OBJECTIVE |
Omit every picture, then give all the entries again exactly.

(Some records)
========

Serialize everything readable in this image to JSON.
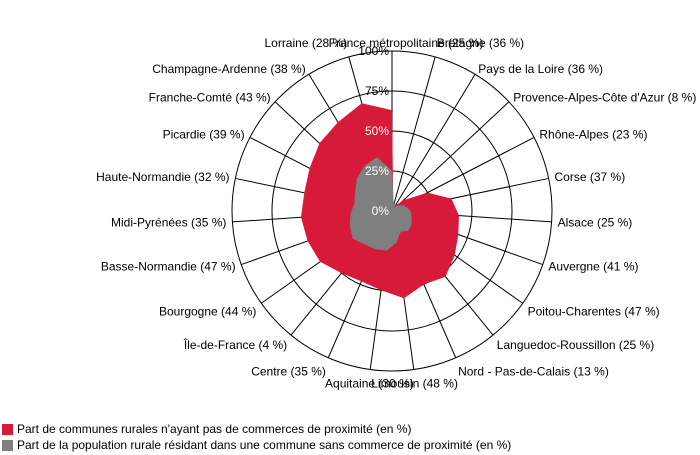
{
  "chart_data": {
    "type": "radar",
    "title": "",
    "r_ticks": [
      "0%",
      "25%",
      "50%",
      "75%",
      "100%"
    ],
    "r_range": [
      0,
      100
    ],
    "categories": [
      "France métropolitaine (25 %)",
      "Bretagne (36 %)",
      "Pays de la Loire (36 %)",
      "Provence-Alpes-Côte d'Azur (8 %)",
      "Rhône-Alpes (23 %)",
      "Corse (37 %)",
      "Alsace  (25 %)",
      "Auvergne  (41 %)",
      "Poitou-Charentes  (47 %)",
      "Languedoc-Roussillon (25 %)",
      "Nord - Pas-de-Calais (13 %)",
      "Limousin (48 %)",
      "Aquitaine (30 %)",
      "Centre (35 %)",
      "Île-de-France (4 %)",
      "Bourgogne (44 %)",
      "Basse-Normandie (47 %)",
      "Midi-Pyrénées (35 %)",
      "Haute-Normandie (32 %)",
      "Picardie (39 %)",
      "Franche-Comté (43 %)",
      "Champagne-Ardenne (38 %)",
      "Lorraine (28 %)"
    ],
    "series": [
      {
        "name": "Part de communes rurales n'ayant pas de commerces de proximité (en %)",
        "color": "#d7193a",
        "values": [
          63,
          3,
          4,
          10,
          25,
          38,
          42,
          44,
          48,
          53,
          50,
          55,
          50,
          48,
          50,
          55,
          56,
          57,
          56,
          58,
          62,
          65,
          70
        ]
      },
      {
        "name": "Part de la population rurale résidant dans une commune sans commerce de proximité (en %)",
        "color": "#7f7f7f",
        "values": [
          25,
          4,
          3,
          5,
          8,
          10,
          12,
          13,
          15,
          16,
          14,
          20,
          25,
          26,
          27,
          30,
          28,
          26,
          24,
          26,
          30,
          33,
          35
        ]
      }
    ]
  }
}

========

TASK SOLUTION |
Serialize everything readable in this image to JSON.
{
  "chart_data": {
    "type": "radar",
    "title": "",
    "r_ticks": [
      "0%",
      "25%",
      "50%",
      "75%",
      "100%"
    ],
    "r_range": [
      0,
      100
    ],
    "categories": [
      "France métropolitaine (25 %)",
      "Bretagne (36 %)",
      "Pays de la Loire (36 %)",
      "Provence-Alpes-Côte d'Azur (8 %)",
      "Rhône-Alpes (23 %)",
      "Corse (37 %)",
      "Alsace  (25 %)",
      "Auvergne  (41 %)",
      "Poitou-Charentes  (47 %)",
      "Languedoc-Roussillon (25 %)",
      "Nord - Pas-de-Calais (13 %)",
      "Limousin (48 %)",
      "Aquitaine (30 %)",
      "Centre (35 %)",
      "Île-de-France (4 %)",
      "Bourgogne (44 %)",
      "Basse-Normandie (47 %)",
      "Midi-Pyrénées (35 %)",
      "Haute-Normandie (32 %)",
      "Picardie (39 %)",
      "Franche-Comté (43 %)",
      "Champagne-Ardenne (38 %)",
      "Lorraine (28 %)"
    ],
    "series": [
      {
        "name": "Part de communes rurales n'ayant pas de commerces de proximité (en %)",
        "color": "#d7193a",
        "values": [
          63,
          3,
          4,
          10,
          25,
          38,
          42,
          44,
          48,
          53,
          50,
          55,
          50,
          48,
          50,
          55,
          56,
          57,
          56,
          58,
          62,
          65,
          70
        ]
      },
      {
        "name": "Part de la population rurale résidant dans une commune sans commerce de proximité (en %)",
        "color": "#7f7f7f",
        "values": [
          25,
          4,
          3,
          5,
          8,
          10,
          12,
          13,
          15,
          16,
          14,
          20,
          25,
          26,
          27,
          30,
          28,
          26,
          24,
          26,
          30,
          33,
          35
        ]
      }
    ]
  }
}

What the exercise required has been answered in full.